- [Work required] Without the pictures, copy all the entries below exactly.

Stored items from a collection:
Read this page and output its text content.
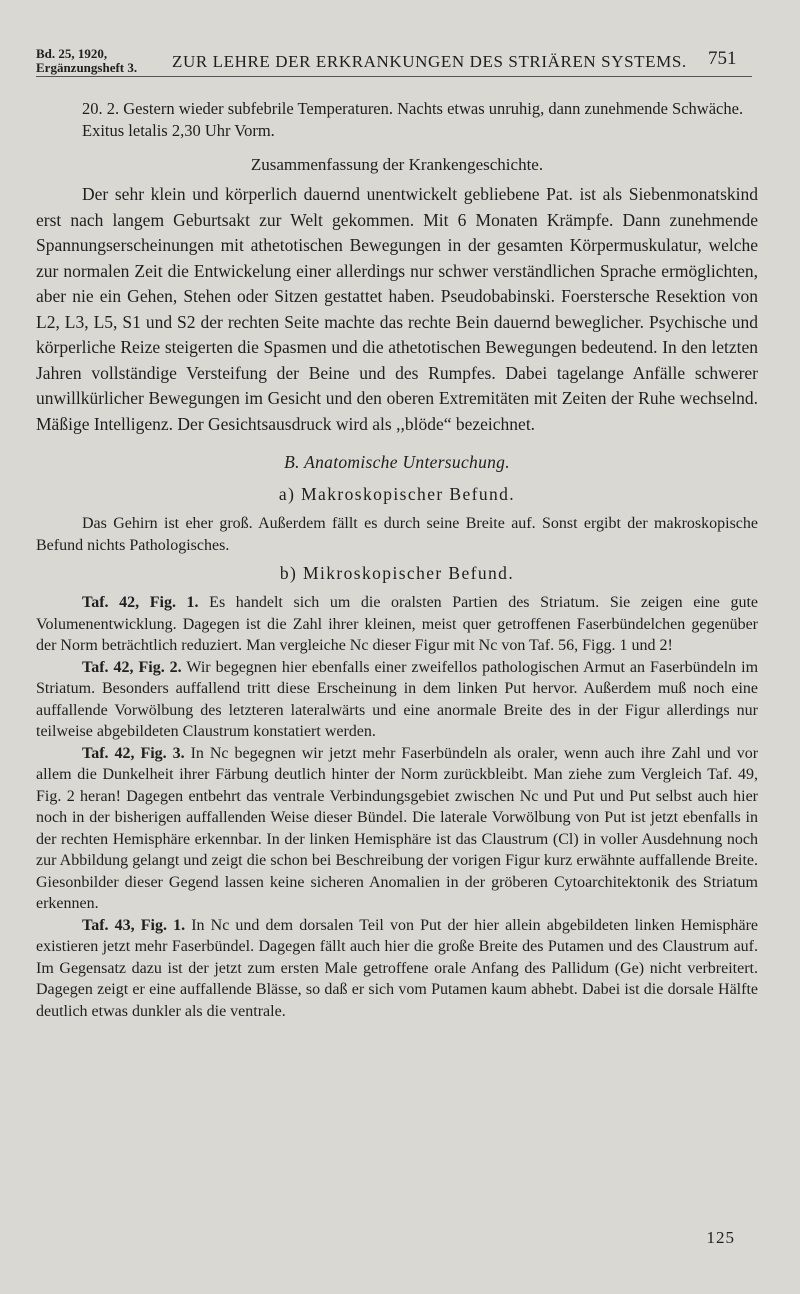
Bd. 25, 1920,
Ergänzungsheft 3. ZUR LEHRE DER ERKRANKUNGEN DES STRIÄREN SYSTEMS. 751

20. 2. Gestern wieder subfebrile Temperaturen. Nachts etwas unruhig, dann zunehmende Schwäche.

Exitus letalis 2,30 Uhr Vorm.

Zusammenfassung der Krankengeschichte.

Der sehr klein und körperlich dauernd unentwickelt gebliebene Pat. ist als Siebenmonatskind erst nach langem Geburtsakt zur Welt gekommen. Mit 6 Monaten Krämpfe. Dann zunehmende Spannungserscheinungen mit athetotischen Bewegungen in der gesamten Körpermuskulatur, welche zur normalen Zeit die Entwickelung einer allerdings nur schwer verständlichen Sprache ermöglichten, aber nie ein Gehen, Stehen oder Sitzen gestattet haben. Pseudobabinski. Foerstersche Resektion von L2, L3, L5, S1 und S2 der rechten Seite machte das rechte Bein dauernd beweglicher. Psychische und körperliche Reize steigerten die Spasmen und die athetotischen Bewegungen bedeutend. In den letzten Jahren vollständige Versteifung der Beine und des Rumpfes. Dabei tagelange Anfälle schwerer unwillkürlicher Bewegungen im Gesicht und den oberen Extremitäten mit Zeiten der Ruhe wechselnd. Mäßige Intelligenz. Der Gesichtsausdruck wird als ,,blöde“ bezeichnet.

B. Anatomische Untersuchung.
a) Makroskopischer Befund.

Das Gehirn ist eher groß. Außerdem fällt es durch seine Breite auf. Sonst ergibt der makroskopische Befund nichts Pathologisches.

b) Mikroskopischer Befund.

Taf. 42, Fig. 1. Es handelt sich um die oralsten Partien des Striatum. Sie zeigen eine gute Volumenentwicklung. Dagegen ist die Zahl ihrer kleinen, meist quer getroffenen Faserbündelchen gegenüber der Norm beträchtlich reduziert. Man vergleiche Nc dieser Figur mit Nc von Taf. 56, Figg. 1 und 2!

Taf. 42, Fig. 2. Wir begegnen hier ebenfalls einer zweifellos pathologischen Armut an Faserbündeln im Striatum. Besonders auffallend tritt diese Erscheinung in dem linken Put hervor. Außerdem muß noch eine auffallende Vorwölbung des letzteren lateralwärts und eine anormale Breite des in der Figur allerdings nur teilweise abgebildeten Claustrum konstatiert werden.

Taf. 42, Fig. 3. In Nc begegnen wir jetzt mehr Faserbündeln als oraler, wenn auch ihre Zahl und vor allem die Dunkelheit ihrer Färbung deutlich hinter der Norm zurückbleibt. Man ziehe zum Vergleich Taf. 49, Fig. 2 heran! Dagegen entbehrt das ventrale Verbindungsgebiet zwischen Nc und Put und Put selbst auch hier noch in der bisherigen auffallenden Weise dieser Bündel. Die laterale Vorwölbung von Put ist jetzt ebenfalls in der rechten Hemisphäre erkennbar. In der linken Hemisphäre ist das Claustrum (Cl) in voller Ausdehnung noch zur Abbildung gelangt und zeigt die schon bei Beschreibung der vorigen Figur kurz erwähnte auffallende Breite. Giesonbilder dieser Gegend lassen keine sicheren Anomalien in der gröberen Cytoarchitektonik des Striatum erkennen.

Taf. 43, Fig. 1. In Nc und dem dorsalen Teil von Put der hier allein abgebildeten linken Hemisphäre existieren jetzt mehr Faserbündel. Dagegen fällt auch hier die große Breite des Putamen und des Claustrum auf. Im Gegensatz dazu ist der jetzt zum ersten Male getroffene orale Anfang des Pallidum (Ge) nicht verbreitert. Dagegen zeigt er eine auffallende Blässe, so daß er sich vom Putamen kaum abhebt. Dabei ist die dorsale Hälfte deutlich etwas dunkler als die ventrale.

125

- [Expected answer]
Read this page and output its text content.
Bd. 25, 1920,
Ergänzungsheft 3. ZUR LEHRE DER ERKRANKUNGEN DES STRIÄREN SYSTEMS. 751

20. 2. Gestern wieder subfebrile Temperaturen. Nachts etwas unruhig, dann zunehmende Schwäche.

Exitus letalis 2,30 Uhr Vorm.

Zusammenfassung der Krankengeschichte.

Der sehr klein und körperlich dauernd unentwickelt gebliebene Pat. ist als Siebenmonatskind erst nach langem Geburtsakt zur Welt gekommen. Mit 6 Monaten Krämpfe. Dann zunehmende Spannungserscheinungen mit athetotischen Bewegungen in der gesamten Körpermuskulatur, welche zur normalen Zeit die Entwickelung einer allerdings nur schwer verständlichen Sprache ermöglichten, aber nie ein Gehen, Stehen oder Sitzen gestattet haben. Pseudobabinski. Foerstersche Resektion von L2, L3, L5, S1 und S2 der rechten Seite machte das rechte Bein dauernd beweglicher. Psychische und körperliche Reize steigerten die Spasmen und die athetotischen Bewegungen bedeutend. In den letzten Jahren vollständige Versteifung der Beine und des Rumpfes. Dabei tagelange Anfälle schwerer unwillkürlicher Bewegungen im Gesicht und den oberen Extremitäten mit Zeiten der Ruhe wechselnd. Mäßige Intelligenz. Der Gesichtsausdruck wird als ,,blöde“ bezeichnet.

B. Anatomische Untersuchung.
a) Makroskopischer Befund.

Das Gehirn ist eher groß. Außerdem fällt es durch seine Breite auf. Sonst ergibt der makroskopische Befund nichts Pathologisches.

b) Mikroskopischer Befund.

Taf. 42, Fig. 1. Es handelt sich um die oralsten Partien des Striatum. Sie zeigen eine gute Volumenentwicklung. Dagegen ist die Zahl ihrer kleinen, meist quer getroffenen Faserbündelchen gegenüber der Norm beträchtlich reduziert. Man vergleiche Nc dieser Figur mit Nc von Taf. 56, Figg. 1 und 2!

Taf. 42, Fig. 2. Wir begegnen hier ebenfalls einer zweifellos pathologischen Armut an Faserbündeln im Striatum. Besonders auffallend tritt diese Erscheinung in dem linken Put hervor. Außerdem muß noch eine auffallende Vorwölbung des letzteren lateralwärts und eine anormale Breite des in der Figur allerdings nur teilweise abgebildeten Claustrum konstatiert werden.

Taf. 42, Fig. 3. In Nc begegnen wir jetzt mehr Faserbündeln als oraler, wenn auch ihre Zahl und vor allem die Dunkelheit ihrer Färbung deutlich hinter der Norm zurückbleibt. Man ziehe zum Vergleich Taf. 49, Fig. 2 heran! Dagegen entbehrt das ventrale Verbindungsgebiet zwischen Nc und Put und Put selbst auch hier noch in der bisherigen auffallenden Weise dieser Bündel. Die laterale Vorwölbung von Put ist jetzt ebenfalls in der rechten Hemisphäre erkennbar. In der linken Hemisphäre ist das Claustrum (Cl) in voller Ausdehnung noch zur Abbildung gelangt und zeigt die schon bei Beschreibung der vorigen Figur kurz erwähnte auffallende Breite. Giesonbilder dieser Gegend lassen keine sicheren Anomalien in der gröberen Cytoarchitektonik des Striatum erkennen.

Taf. 43, Fig. 1. In Nc und dem dorsalen Teil von Put der hier allein abgebildeten linken Hemisphäre existieren jetzt mehr Faserbündel. Dagegen fällt auch hier die große Breite des Putamen und des Claustrum auf. Im Gegensatz dazu ist der jetzt zum ersten Male getroffene orale Anfang des Pallidum (Ge) nicht verbreitert. Dagegen zeigt er eine auffallende Blässe, so daß er sich vom Putamen kaum abhebt. Dabei ist die dorsale Hälfte deutlich etwas dunkler als die ventrale.

125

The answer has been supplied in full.